(Dataset rows)
>>>

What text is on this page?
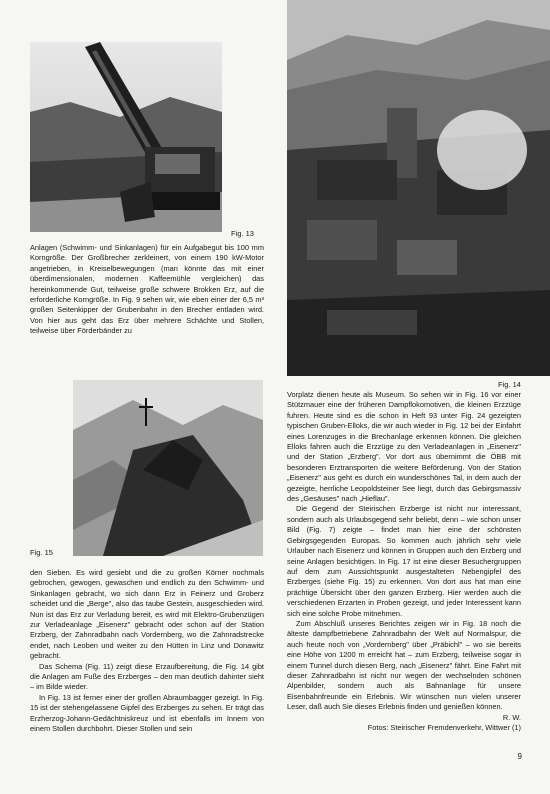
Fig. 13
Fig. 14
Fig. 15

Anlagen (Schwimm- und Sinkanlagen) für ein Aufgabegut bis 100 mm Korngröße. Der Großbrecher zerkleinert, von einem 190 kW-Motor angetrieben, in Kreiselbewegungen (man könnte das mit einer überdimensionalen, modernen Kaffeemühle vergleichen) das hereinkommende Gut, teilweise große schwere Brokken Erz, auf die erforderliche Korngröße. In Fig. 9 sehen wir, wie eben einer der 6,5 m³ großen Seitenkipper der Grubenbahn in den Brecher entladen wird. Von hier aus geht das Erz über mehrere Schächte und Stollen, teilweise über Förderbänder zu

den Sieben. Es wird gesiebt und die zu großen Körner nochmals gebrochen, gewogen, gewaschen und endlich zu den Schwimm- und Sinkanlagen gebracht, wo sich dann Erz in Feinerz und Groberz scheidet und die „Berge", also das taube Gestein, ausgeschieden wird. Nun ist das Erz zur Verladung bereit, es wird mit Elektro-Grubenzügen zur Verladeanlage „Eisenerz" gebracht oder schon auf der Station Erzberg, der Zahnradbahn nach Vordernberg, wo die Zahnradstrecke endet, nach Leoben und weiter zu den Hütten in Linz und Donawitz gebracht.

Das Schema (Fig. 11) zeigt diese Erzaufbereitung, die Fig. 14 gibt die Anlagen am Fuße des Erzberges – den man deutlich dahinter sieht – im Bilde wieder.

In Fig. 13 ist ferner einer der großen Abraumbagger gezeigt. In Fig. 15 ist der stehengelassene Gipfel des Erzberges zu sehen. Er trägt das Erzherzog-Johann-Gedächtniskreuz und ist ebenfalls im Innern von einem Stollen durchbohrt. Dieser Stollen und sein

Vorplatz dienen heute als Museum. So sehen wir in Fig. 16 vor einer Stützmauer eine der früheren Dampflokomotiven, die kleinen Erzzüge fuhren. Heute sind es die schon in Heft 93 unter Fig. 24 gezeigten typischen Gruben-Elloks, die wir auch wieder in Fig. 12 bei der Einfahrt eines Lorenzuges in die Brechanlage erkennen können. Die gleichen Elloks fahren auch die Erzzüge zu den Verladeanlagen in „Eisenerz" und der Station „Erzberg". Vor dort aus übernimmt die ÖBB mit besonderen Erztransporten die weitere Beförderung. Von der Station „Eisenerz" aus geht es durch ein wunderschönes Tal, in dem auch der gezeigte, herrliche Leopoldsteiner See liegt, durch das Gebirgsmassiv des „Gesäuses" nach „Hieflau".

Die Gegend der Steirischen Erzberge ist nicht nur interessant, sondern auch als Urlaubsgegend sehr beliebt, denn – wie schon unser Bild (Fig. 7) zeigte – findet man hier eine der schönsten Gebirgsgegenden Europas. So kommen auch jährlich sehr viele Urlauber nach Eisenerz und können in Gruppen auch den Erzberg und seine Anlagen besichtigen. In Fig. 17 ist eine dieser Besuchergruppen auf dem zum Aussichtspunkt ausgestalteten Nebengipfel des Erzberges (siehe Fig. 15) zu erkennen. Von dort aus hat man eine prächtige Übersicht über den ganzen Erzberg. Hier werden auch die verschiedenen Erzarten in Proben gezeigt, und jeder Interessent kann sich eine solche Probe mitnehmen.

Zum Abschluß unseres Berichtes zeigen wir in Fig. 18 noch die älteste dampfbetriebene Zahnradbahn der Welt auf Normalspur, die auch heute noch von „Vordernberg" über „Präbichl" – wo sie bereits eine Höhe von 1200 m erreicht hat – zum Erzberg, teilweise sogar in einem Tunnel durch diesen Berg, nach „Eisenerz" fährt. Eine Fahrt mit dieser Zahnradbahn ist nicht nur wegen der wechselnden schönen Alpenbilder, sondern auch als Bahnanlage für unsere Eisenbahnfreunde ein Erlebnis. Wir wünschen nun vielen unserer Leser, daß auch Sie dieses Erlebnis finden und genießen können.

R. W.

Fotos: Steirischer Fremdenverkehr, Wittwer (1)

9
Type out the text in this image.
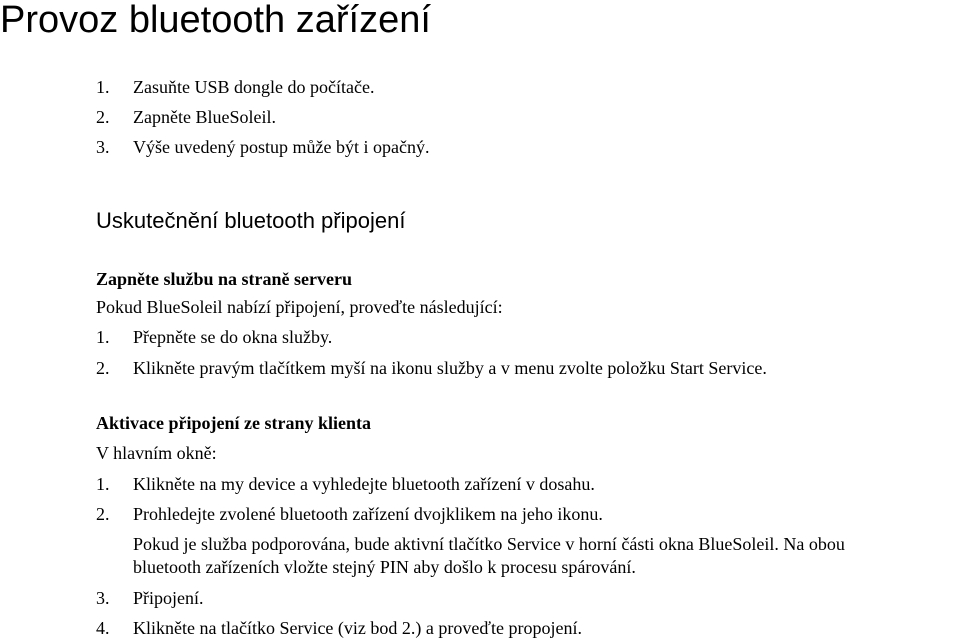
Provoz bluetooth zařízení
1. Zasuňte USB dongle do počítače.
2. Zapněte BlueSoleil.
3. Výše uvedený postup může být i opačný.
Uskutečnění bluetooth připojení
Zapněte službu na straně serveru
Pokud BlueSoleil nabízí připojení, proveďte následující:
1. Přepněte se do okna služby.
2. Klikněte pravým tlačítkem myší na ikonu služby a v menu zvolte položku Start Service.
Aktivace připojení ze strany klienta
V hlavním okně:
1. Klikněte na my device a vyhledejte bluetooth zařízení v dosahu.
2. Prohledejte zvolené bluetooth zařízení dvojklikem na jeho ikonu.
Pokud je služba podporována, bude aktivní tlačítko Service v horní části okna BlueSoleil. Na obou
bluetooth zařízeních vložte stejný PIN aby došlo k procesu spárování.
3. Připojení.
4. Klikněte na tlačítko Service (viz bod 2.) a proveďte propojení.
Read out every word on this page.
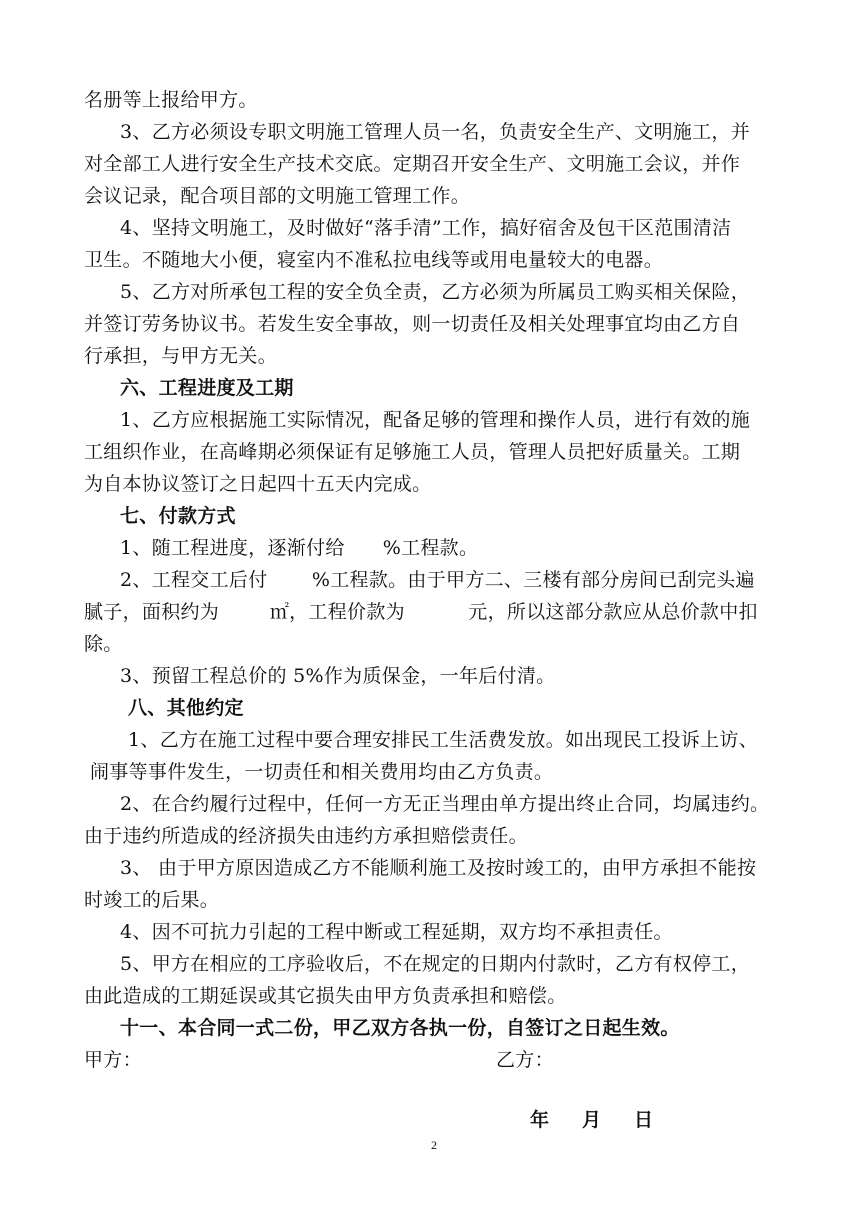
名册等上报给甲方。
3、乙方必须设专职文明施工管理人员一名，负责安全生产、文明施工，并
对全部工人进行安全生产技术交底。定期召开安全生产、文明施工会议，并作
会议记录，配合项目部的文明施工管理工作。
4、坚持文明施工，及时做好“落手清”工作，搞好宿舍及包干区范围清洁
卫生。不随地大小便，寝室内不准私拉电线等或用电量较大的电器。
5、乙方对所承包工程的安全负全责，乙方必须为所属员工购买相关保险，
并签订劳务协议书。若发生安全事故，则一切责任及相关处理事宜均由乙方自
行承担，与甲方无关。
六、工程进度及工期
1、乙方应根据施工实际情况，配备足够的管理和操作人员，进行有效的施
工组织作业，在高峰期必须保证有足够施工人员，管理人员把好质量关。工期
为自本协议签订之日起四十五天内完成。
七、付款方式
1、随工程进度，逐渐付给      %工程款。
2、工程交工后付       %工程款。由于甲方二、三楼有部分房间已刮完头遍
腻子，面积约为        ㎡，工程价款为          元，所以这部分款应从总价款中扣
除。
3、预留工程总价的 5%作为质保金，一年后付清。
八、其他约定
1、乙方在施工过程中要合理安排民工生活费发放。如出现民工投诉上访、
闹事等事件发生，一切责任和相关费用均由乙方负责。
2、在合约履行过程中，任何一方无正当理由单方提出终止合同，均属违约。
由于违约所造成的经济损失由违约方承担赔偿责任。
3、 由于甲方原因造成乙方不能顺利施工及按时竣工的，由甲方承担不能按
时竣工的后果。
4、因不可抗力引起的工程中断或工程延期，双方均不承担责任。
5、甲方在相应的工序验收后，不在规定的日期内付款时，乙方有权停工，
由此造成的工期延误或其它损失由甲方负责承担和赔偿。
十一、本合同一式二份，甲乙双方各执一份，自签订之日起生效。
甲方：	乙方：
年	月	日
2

<<<

* What is asked:
Reproduce each record above by retyping it exactly; omit all images.

* Reply:
What text is on this page?
Fig. 13
Fig. 14
Fig. 15

Anlagen (Schwimm- und Sinkanlagen) für ein Aufgabegut bis 100 mm Korngröße. Der Großbrecher zerkleinert, von einem 190 kW-Motor angetrieben, in Kreiselbewegungen (man könnte das mit einer überdimensionalen, modernen Kaffeemühle vergleichen) das hereinkommende Gut, teilweise große schwere Brokken Erz, auf die erforderliche Korngröße. In Fig. 9 sehen wir, wie eben einer der 6,5 m³ großen Seitenkipper der Grubenbahn in den Brecher entladen wird. Von hier aus geht das Erz über mehrere Schächte und Stollen, teilweise über Förderbänder zu

den Sieben. Es wird gesiebt und die zu großen Körner nochmals gebrochen, gewogen, gewaschen und endlich zu den Schwimm- und Sinkanlagen gebracht, wo sich dann Erz in Feinerz und Groberz scheidet und die „Berge", also das taube Gestein, ausgeschieden wird. Nun ist das Erz zur Verladung bereit, es wird mit Elektro-Grubenzügen zur Verladeanlage „Eisenerz" gebracht oder schon auf der Station Erzberg, der Zahnradbahn nach Vordernberg, wo die Zahnradstrecke endet, nach Leoben und weiter zu den Hütten in Linz und Donawitz gebracht.

Das Schema (Fig. 11) zeigt diese Erzaufbereitung, die Fig. 14 gibt die Anlagen am Fuße des Erzberges – den man deutlich dahinter sieht – im Bilde wieder.

In Fig. 13 ist ferner einer der großen Abraumbagger gezeigt. In Fig. 15 ist der stehengelassene Gipfel des Erzberges zu sehen. Er trägt das Erzherzog-Johann-Gedächtniskreuz und ist ebenfalls im Innern von einem Stollen durchbohrt. Dieser Stollen und sein

Vorplatz dienen heute als Museum. So sehen wir in Fig. 16 vor einer Stützmauer eine der früheren Dampflokomotiven, die kleinen Erzzüge fuhren. Heute sind es die schon in Heft 93 unter Fig. 24 gezeigten typischen Gruben-Elloks, die wir auch wieder in Fig. 12 bei der Einfahrt eines Lorenzuges in die Brechanlage erkennen können. Die gleichen Elloks fahren auch die Erzzüge zu den Verladeanlagen in „Eisenerz" und der Station „Erzberg". Vor dort aus übernimmt die ÖBB mit besonderen Erztransporten die weitere Beförderung. Von der Station „Eisenerz" aus geht es durch ein wunderschönes Tal, in dem auch der gezeigte, herrliche Leopoldsteiner See liegt, durch das Gebirgsmassiv des „Gesäuses" nach „Hieflau".

Die Gegend der Steirischen Erzberge ist nicht nur interessant, sondern auch als Urlaubsgegend sehr beliebt, denn – wie schon unser Bild (Fig. 7) zeigte – findet man hier eine der schönsten Gebirgsgegenden Europas. So kommen auch jährlich sehr viele Urlauber nach Eisenerz und können in Gruppen auch den Erzberg und seine Anlagen besichtigen. In Fig. 17 ist eine dieser Besuchergruppen auf dem zum Aussichtspunkt ausgestalteten Nebengipfel des Erzberges (siehe Fig. 15) zu erkennen. Von dort aus hat man eine prächtige Übersicht über den ganzen Erzberg. Hier werden auch die verschiedenen Erzarten in Proben gezeigt, und jeder Interessent kann sich eine solche Probe mitnehmen.

Zum Abschluß unseres Berichtes zeigen wir in Fig. 18 noch die älteste dampfbetriebene Zahnradbahn der Welt auf Normalspur, die auch heute noch von „Vordernberg" über „Präbichl" – wo sie bereits eine Höhe von 1200 m erreicht hat – zum Erzberg, teilweise sogar in einem Tunnel durch diesen Berg, nach „Eisenerz" fährt. Eine Fahrt mit dieser Zahnradbahn ist nicht nur wegen der wechselnden schönen Alpenbilder, sondern auch als Bahnanlage für unsere Eisenbahnfreunde ein Erlebnis. Wir wünschen nun vielen unserer Leser, daß auch Sie dieses Erlebnis finden und genießen können.

R. W.

Fotos: Steirischer Fremdenverkehr, Wittwer (1)

9
Type out the text in this image.
Provoz bluetooth zařízení
1. Zasuňte USB dongle do počítače.
2. Zapněte BlueSoleil.
3. Výše uvedený postup může být i opačný.
Uskutečnění bluetooth připojení
Zapněte službu na straně serveru
Pokud BlueSoleil nabízí připojení, proveďte následující:
1. Přepněte se do okna služby.
2. Klikněte pravým tlačítkem myší na ikonu služby a v menu zvolte položku Start Service.
Aktivace připojení ze strany klienta
V hlavním okně:
1. Klikněte na my device a vyhledejte bluetooth zařízení v dosahu.
2. Prohledejte zvolené bluetooth zařízení dvojklikem na jeho ikonu.
Pokud je služba podporována, bude aktivní tlačítko Service v horní části okna BlueSoleil. Na obou
bluetooth zařízeních vložte stejný PIN aby došlo k procesu spárování.
3. Připojení.
4. Klikněte na tlačítko Service (viz bod 2.) a proveďte propojení.
Read out every word on this page.
名册等上报给甲方。
3、乙方必须设专职文明施工管理人员一名，负责安全生产、文明施工，并
对全部工人进行安全生产技术交底。定期召开安全生产、文明施工会议，并作
会议记录，配合项目部的文明施工管理工作。
4、坚持文明施工，及时做好“落手清”工作，搞好宿舍及包干区范围清洁
卫生。不随地大小便，寝室内不准私拉电线等或用电量较大的电器。
5、乙方对所承包工程的安全负全责，乙方必须为所属员工购买相关保险，
并签订劳务协议书。若发生安全事故，则一切责任及相关处理事宜均由乙方自
行承担，与甲方无关。
六、工程进度及工期
1、乙方应根据施工实际情况，配备足够的管理和操作人员，进行有效的施
工组织作业，在高峰期必须保证有足够施工人员，管理人员把好质量关。工期
为自本协议签订之日起四十五天内完成。
七、付款方式
1、随工程进度，逐渐付给      %工程款。
2、工程交工后付       %工程款。由于甲方二、三楼有部分房间已刮完头遍
腻子，面积约为        ㎡，工程价款为          元，所以这部分款应从总价款中扣
除。
3、预留工程总价的 5%作为质保金，一年后付清。
八、其他约定
1、乙方在施工过程中要合理安排民工生活费发放。如出现民工投诉上访、
闹事等事件发生，一切责任和相关费用均由乙方负责。
2、在合约履行过程中，任何一方无正当理由单方提出终止合同，均属违约。
由于违约所造成的经济损失由违约方承担赔偿责任。
3、 由于甲方原因造成乙方不能顺利施工及按时竣工的，由甲方承担不能按
时竣工的后果。
4、因不可抗力引起的工程中断或工程延期，双方均不承担责任。
5、甲方在相应的工序验收后，不在规定的日期内付款时，乙方有权停工，
由此造成的工期延误或其它损失由甲方负责承担和赔偿。
十一、本合同一式二份，甲乙双方各执一份，自签订之日起生效。
甲方：	乙方：
年	月	日
2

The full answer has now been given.